- [Exercise prompt]
Omit the pictures from the entries below and retype everything else exactly.

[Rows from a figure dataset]
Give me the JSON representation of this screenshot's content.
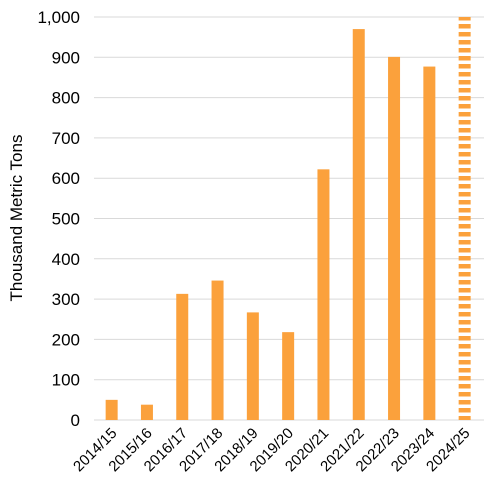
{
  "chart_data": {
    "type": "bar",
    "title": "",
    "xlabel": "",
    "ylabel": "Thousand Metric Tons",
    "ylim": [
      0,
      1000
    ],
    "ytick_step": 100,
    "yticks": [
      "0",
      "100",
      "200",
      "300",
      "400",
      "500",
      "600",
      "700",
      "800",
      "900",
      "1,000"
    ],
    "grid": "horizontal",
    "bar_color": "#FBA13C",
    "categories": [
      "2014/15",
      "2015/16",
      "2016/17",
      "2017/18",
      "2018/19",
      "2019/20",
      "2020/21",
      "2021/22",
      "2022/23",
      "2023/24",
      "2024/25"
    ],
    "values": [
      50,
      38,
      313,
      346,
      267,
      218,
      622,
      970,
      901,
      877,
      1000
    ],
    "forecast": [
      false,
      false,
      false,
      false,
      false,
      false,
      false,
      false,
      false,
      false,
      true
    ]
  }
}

- [Solved problem]
Give me the JSON representation of this screenshot's content.
{
  "chart_data": {
    "type": "bar",
    "title": "",
    "xlabel": "",
    "ylabel": "Thousand Metric Tons",
    "ylim": [
      0,
      1000
    ],
    "ytick_step": 100,
    "yticks": [
      "0",
      "100",
      "200",
      "300",
      "400",
      "500",
      "600",
      "700",
      "800",
      "900",
      "1,000"
    ],
    "grid": "horizontal",
    "bar_color": "#FBA13C",
    "categories": [
      "2014/15",
      "2015/16",
      "2016/17",
      "2017/18",
      "2018/19",
      "2019/20",
      "2020/21",
      "2021/22",
      "2022/23",
      "2023/24",
      "2024/25"
    ],
    "values": [
      50,
      38,
      313,
      346,
      267,
      218,
      622,
      970,
      901,
      877,
      1000
    ],
    "forecast": [
      false,
      false,
      false,
      false,
      false,
      false,
      false,
      false,
      false,
      false,
      true
    ]
  }
}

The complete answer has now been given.